What this task involves => Leave out the pictures and copy everything else below exactly.

Supplied material =>
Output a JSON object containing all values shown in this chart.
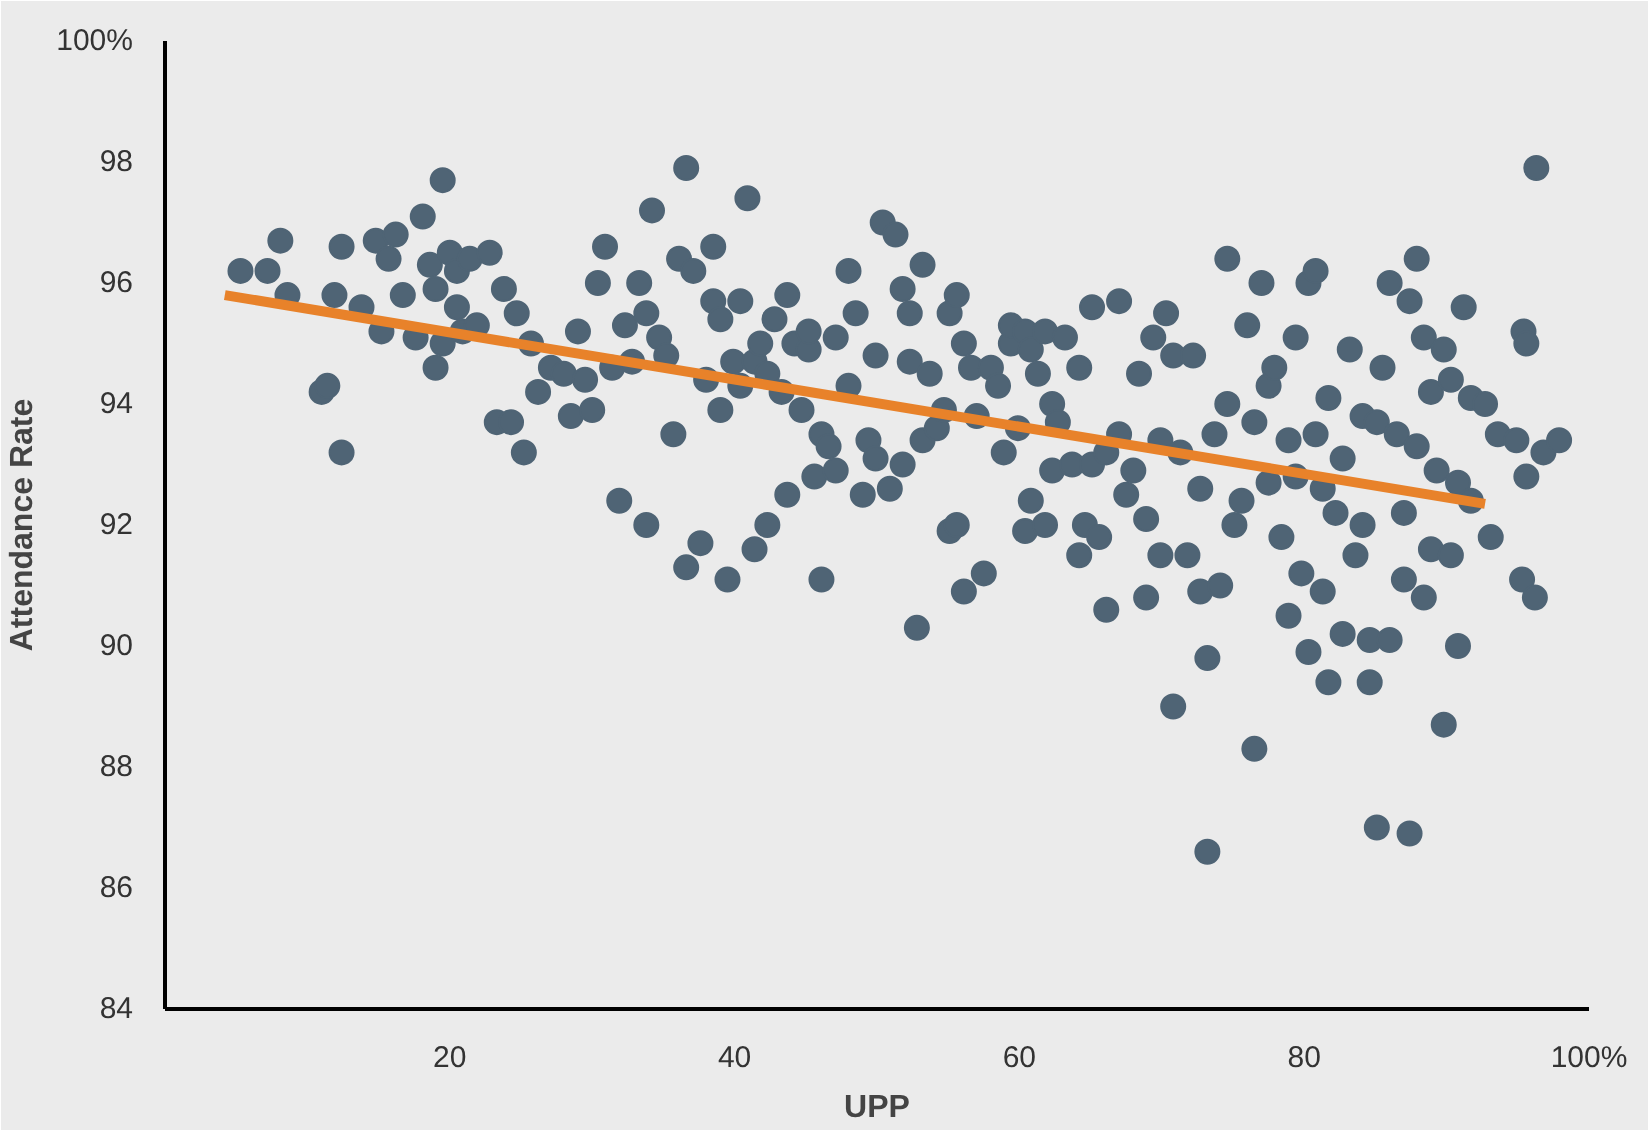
{
  "chart_data": {
    "type": "scatter",
    "xlabel": "UPP",
    "ylabel": "Attendance Rate",
    "xlim": [
      0,
      100
    ],
    "ylim": [
      84,
      100
    ],
    "xticks": [
      20,
      40,
      60,
      80,
      {
        "value": 100,
        "label": "100%"
      }
    ],
    "yticks": [
      84,
      86,
      88,
      90,
      92,
      94,
      96,
      98,
      {
        "value": 100,
        "label": "100%"
      }
    ],
    "grid": false,
    "series": [
      {
        "color": "#4f6475",
        "marker": "circle",
        "x": [
          5.3,
          7.2,
          8.1,
          8.6,
          11,
          11.4,
          11.9,
          12.4,
          12.4,
          13.8,
          14.8,
          15.2,
          15.7,
          16.2,
          16.7,
          17.6,
          18.1,
          18.6,
          19,
          19,
          19.5,
          19.5,
          20,
          20.5,
          20.5,
          20.9,
          21.4,
          21.9,
          22.8,
          23.3,
          23.8,
          24.3,
          24.7,
          25.2,
          25.7,
          26.2,
          27.1,
          28,
          28.5,
          29,
          29.5,
          30,
          30.4,
          30.9,
          31.4,
          31.9,
          32.3,
          32.8,
          33.3,
          33.8,
          33.8,
          34.2,
          34.7,
          35.2,
          35.7,
          36.1,
          36.6,
          36.6,
          37.1,
          37.6,
          38,
          38.5,
          38.5,
          39,
          39,
          39.5,
          39.9,
          40.4,
          40.4,
          40.9,
          41.4,
          41.4,
          41.8,
          42.3,
          42.3,
          42.8,
          43.3,
          43.7,
          43.7,
          44.2,
          44.7,
          45.2,
          45.2,
          45.6,
          46.1,
          46.1,
          46.6,
          47.1,
          47.1,
          48,
          48,
          48.5,
          49,
          49.4,
          49.9,
          49.9,
          50.4,
          50.9,
          51.3,
          51.8,
          51.8,
          52.3,
          52.3,
          52.8,
          53.2,
          53.2,
          53.7,
          54.2,
          54.7,
          55.1,
          55.1,
          55.6,
          55.6,
          56.1,
          56.1,
          56.6,
          57,
          57.5,
          58,
          58.5,
          58.9,
          59.4,
          59.4,
          59.9,
          60.4,
          60.4,
          60.8,
          60.8,
          61.3,
          61.8,
          61.8,
          62.3,
          62.3,
          62.7,
          63.2,
          63.7,
          64.2,
          64.2,
          64.6,
          65.1,
          65.1,
          65.6,
          66.1,
          66.1,
          67,
          67,
          67.5,
          68,
          68.4,
          68.9,
          68.9,
          69.4,
          69.9,
          69.9,
          70.3,
          70.8,
          70.8,
          71.3,
          71.8,
          72.2,
          72.7,
          72.7,
          73.2,
          73.2,
          73.7,
          74.1,
          74.6,
          74.6,
          75.1,
          75.6,
          76,
          76.5,
          76.5,
          77,
          77.5,
          77.5,
          77.9,
          78.4,
          78.9,
          78.9,
          79.4,
          79.4,
          79.8,
          80.3,
          80.3,
          80.8,
          80.8,
          81.3,
          81.3,
          81.7,
          81.7,
          82.2,
          82.7,
          82.7,
          83.2,
          83.6,
          84.1,
          84.1,
          84.6,
          84.6,
          85.1,
          85.1,
          85.5,
          86,
          86,
          86.5,
          87,
          87,
          87.4,
          87.4,
          87.9,
          87.9,
          88.4,
          88.4,
          88.9,
          88.9,
          89.3,
          89.8,
          89.8,
          90.3,
          90.3,
          90.8,
          90.8,
          91.2,
          91.7,
          91.7,
          92.7,
          93.1,
          93.6,
          94.9,
          95.3,
          95.4,
          95.6,
          95.6,
          96.2,
          96.3,
          96.8,
          97.9
        ],
        "values": [
          96.2,
          96.2,
          96.7,
          95.8,
          94.2,
          94.3,
          95.8,
          93.2,
          96.6,
          95.6,
          96.7,
          95.2,
          96.4,
          96.8,
          95.8,
          95.1,
          97.1,
          96.3,
          94.6,
          95.9,
          97.7,
          95,
          96.5,
          95.6,
          96.2,
          95.2,
          96.4,
          95.3,
          96.5,
          93.7,
          95.9,
          93.7,
          95.5,
          93.2,
          95,
          94.2,
          94.6,
          94.5,
          93.8,
          95.2,
          94.4,
          93.9,
          96,
          96.6,
          94.6,
          92.4,
          95.3,
          94.7,
          96,
          92,
          95.5,
          97.2,
          95.1,
          94.8,
          93.5,
          96.4,
          97.9,
          91.3,
          96.2,
          91.7,
          94.4,
          95.7,
          96.6,
          93.9,
          95.4,
          91.1,
          94.7,
          94.3,
          95.7,
          97.4,
          91.6,
          94.7,
          95,
          92,
          94.5,
          95.4,
          94.2,
          92.5,
          95.8,
          95,
          93.9,
          94.9,
          95.2,
          92.8,
          93.5,
          91.1,
          93.3,
          92.9,
          95.1,
          94.3,
          96.2,
          95.5,
          92.5,
          93.4,
          93.1,
          94.8,
          97,
          92.6,
          96.8,
          95.9,
          93,
          95.5,
          94.7,
          90.3,
          96.3,
          93.4,
          94.5,
          93.6,
          93.9,
          91.9,
          95.5,
          92,
          95.8,
          95,
          90.9,
          94.6,
          93.8,
          91.2,
          94.6,
          94.3,
          93.2,
          95,
          95.3,
          93.6,
          95.2,
          91.9,
          94.9,
          92.4,
          94.5,
          92,
          95.2,
          92.9,
          94,
          93.7,
          95.1,
          93,
          91.5,
          94.6,
          92,
          93,
          95.6,
          91.8,
          90.6,
          93.2,
          93.5,
          95.7,
          92.5,
          92.9,
          94.5,
          90.8,
          92.1,
          95.1,
          93.4,
          91.5,
          95.5,
          89,
          94.8,
          93.2,
          91.5,
          94.8,
          90.9,
          92.6,
          86.6,
          89.8,
          93.5,
          91,
          94,
          96.4,
          92,
          92.4,
          95.3,
          88.3,
          93.7,
          96,
          94.3,
          92.7,
          94.6,
          91.8,
          93.4,
          90.5,
          95.1,
          92.8,
          91.2,
          89.9,
          96,
          93.5,
          96.2,
          90.9,
          92.6,
          89.4,
          94.1,
          92.2,
          93.1,
          90.2,
          94.9,
          91.5,
          93.8,
          92,
          89.4,
          90.1,
          87,
          93.7,
          94.6,
          90.1,
          96,
          93.5,
          91.1,
          92.2,
          86.9,
          95.7,
          96.4,
          93.3,
          95.1,
          90.8,
          94.2,
          91.6,
          92.9,
          94.9,
          88.7,
          91.5,
          94.4,
          90,
          92.7,
          95.6,
          94.1,
          92.4,
          94,
          91.8,
          93.5,
          93.4,
          91.1,
          95.2,
          95,
          92.8,
          90.8,
          97.9,
          93.2,
          93.4
        ]
      },
      {
        "type": "line",
        "color": "#e8822a",
        "marker": "none",
        "x": [
          4.2,
          92.7
        ],
        "values": [
          95.8,
          92.35
        ]
      }
    ]
  }
}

Task answer =>
Output a JSON object containing all values shown in this chart.
{
  "chart_data": {
    "type": "scatter",
    "xlabel": "UPP",
    "ylabel": "Attendance Rate",
    "xlim": [
      0,
      100
    ],
    "ylim": [
      84,
      100
    ],
    "xticks": [
      20,
      40,
      60,
      80,
      {
        "value": 100,
        "label": "100%"
      }
    ],
    "yticks": [
      84,
      86,
      88,
      90,
      92,
      94,
      96,
      98,
      {
        "value": 100,
        "label": "100%"
      }
    ],
    "grid": false,
    "series": [
      {
        "color": "#4f6475",
        "marker": "circle",
        "x": [
          5.3,
          7.2,
          8.1,
          8.6,
          11,
          11.4,
          11.9,
          12.4,
          12.4,
          13.8,
          14.8,
          15.2,
          15.7,
          16.2,
          16.7,
          17.6,
          18.1,
          18.6,
          19,
          19,
          19.5,
          19.5,
          20,
          20.5,
          20.5,
          20.9,
          21.4,
          21.9,
          22.8,
          23.3,
          23.8,
          24.3,
          24.7,
          25.2,
          25.7,
          26.2,
          27.1,
          28,
          28.5,
          29,
          29.5,
          30,
          30.4,
          30.9,
          31.4,
          31.9,
          32.3,
          32.8,
          33.3,
          33.8,
          33.8,
          34.2,
          34.7,
          35.2,
          35.7,
          36.1,
          36.6,
          36.6,
          37.1,
          37.6,
          38,
          38.5,
          38.5,
          39,
          39,
          39.5,
          39.9,
          40.4,
          40.4,
          40.9,
          41.4,
          41.4,
          41.8,
          42.3,
          42.3,
          42.8,
          43.3,
          43.7,
          43.7,
          44.2,
          44.7,
          45.2,
          45.2,
          45.6,
          46.1,
          46.1,
          46.6,
          47.1,
          47.1,
          48,
          48,
          48.5,
          49,
          49.4,
          49.9,
          49.9,
          50.4,
          50.9,
          51.3,
          51.8,
          51.8,
          52.3,
          52.3,
          52.8,
          53.2,
          53.2,
          53.7,
          54.2,
          54.7,
          55.1,
          55.1,
          55.6,
          55.6,
          56.1,
          56.1,
          56.6,
          57,
          57.5,
          58,
          58.5,
          58.9,
          59.4,
          59.4,
          59.9,
          60.4,
          60.4,
          60.8,
          60.8,
          61.3,
          61.8,
          61.8,
          62.3,
          62.3,
          62.7,
          63.2,
          63.7,
          64.2,
          64.2,
          64.6,
          65.1,
          65.1,
          65.6,
          66.1,
          66.1,
          67,
          67,
          67.5,
          68,
          68.4,
          68.9,
          68.9,
          69.4,
          69.9,
          69.9,
          70.3,
          70.8,
          70.8,
          71.3,
          71.8,
          72.2,
          72.7,
          72.7,
          73.2,
          73.2,
          73.7,
          74.1,
          74.6,
          74.6,
          75.1,
          75.6,
          76,
          76.5,
          76.5,
          77,
          77.5,
          77.5,
          77.9,
          78.4,
          78.9,
          78.9,
          79.4,
          79.4,
          79.8,
          80.3,
          80.3,
          80.8,
          80.8,
          81.3,
          81.3,
          81.7,
          81.7,
          82.2,
          82.7,
          82.7,
          83.2,
          83.6,
          84.1,
          84.1,
          84.6,
          84.6,
          85.1,
          85.1,
          85.5,
          86,
          86,
          86.5,
          87,
          87,
          87.4,
          87.4,
          87.9,
          87.9,
          88.4,
          88.4,
          88.9,
          88.9,
          89.3,
          89.8,
          89.8,
          90.3,
          90.3,
          90.8,
          90.8,
          91.2,
          91.7,
          91.7,
          92.7,
          93.1,
          93.6,
          94.9,
          95.3,
          95.4,
          95.6,
          95.6,
          96.2,
          96.3,
          96.8,
          97.9
        ],
        "values": [
          96.2,
          96.2,
          96.7,
          95.8,
          94.2,
          94.3,
          95.8,
          93.2,
          96.6,
          95.6,
          96.7,
          95.2,
          96.4,
          96.8,
          95.8,
          95.1,
          97.1,
          96.3,
          94.6,
          95.9,
          97.7,
          95,
          96.5,
          95.6,
          96.2,
          95.2,
          96.4,
          95.3,
          96.5,
          93.7,
          95.9,
          93.7,
          95.5,
          93.2,
          95,
          94.2,
          94.6,
          94.5,
          93.8,
          95.2,
          94.4,
          93.9,
          96,
          96.6,
          94.6,
          92.4,
          95.3,
          94.7,
          96,
          92,
          95.5,
          97.2,
          95.1,
          94.8,
          93.5,
          96.4,
          97.9,
          91.3,
          96.2,
          91.7,
          94.4,
          95.7,
          96.6,
          93.9,
          95.4,
          91.1,
          94.7,
          94.3,
          95.7,
          97.4,
          91.6,
          94.7,
          95,
          92,
          94.5,
          95.4,
          94.2,
          92.5,
          95.8,
          95,
          93.9,
          94.9,
          95.2,
          92.8,
          93.5,
          91.1,
          93.3,
          92.9,
          95.1,
          94.3,
          96.2,
          95.5,
          92.5,
          93.4,
          93.1,
          94.8,
          97,
          92.6,
          96.8,
          95.9,
          93,
          95.5,
          94.7,
          90.3,
          96.3,
          93.4,
          94.5,
          93.6,
          93.9,
          91.9,
          95.5,
          92,
          95.8,
          95,
          90.9,
          94.6,
          93.8,
          91.2,
          94.6,
          94.3,
          93.2,
          95,
          95.3,
          93.6,
          95.2,
          91.9,
          94.9,
          92.4,
          94.5,
          92,
          95.2,
          92.9,
          94,
          93.7,
          95.1,
          93,
          91.5,
          94.6,
          92,
          93,
          95.6,
          91.8,
          90.6,
          93.2,
          93.5,
          95.7,
          92.5,
          92.9,
          94.5,
          90.8,
          92.1,
          95.1,
          93.4,
          91.5,
          95.5,
          89,
          94.8,
          93.2,
          91.5,
          94.8,
          90.9,
          92.6,
          86.6,
          89.8,
          93.5,
          91,
          94,
          96.4,
          92,
          92.4,
          95.3,
          88.3,
          93.7,
          96,
          94.3,
          92.7,
          94.6,
          91.8,
          93.4,
          90.5,
          95.1,
          92.8,
          91.2,
          89.9,
          96,
          93.5,
          96.2,
          90.9,
          92.6,
          89.4,
          94.1,
          92.2,
          93.1,
          90.2,
          94.9,
          91.5,
          93.8,
          92,
          89.4,
          90.1,
          87,
          93.7,
          94.6,
          90.1,
          96,
          93.5,
          91.1,
          92.2,
          86.9,
          95.7,
          96.4,
          93.3,
          95.1,
          90.8,
          94.2,
          91.6,
          92.9,
          94.9,
          88.7,
          91.5,
          94.4,
          90,
          92.7,
          95.6,
          94.1,
          92.4,
          94,
          91.8,
          93.5,
          93.4,
          91.1,
          95.2,
          95,
          92.8,
          90.8,
          97.9,
          93.2,
          93.4
        ]
      },
      {
        "type": "line",
        "color": "#e8822a",
        "marker": "none",
        "x": [
          4.2,
          92.7
        ],
        "values": [
          95.8,
          92.35
        ]
      }
    ]
  }
}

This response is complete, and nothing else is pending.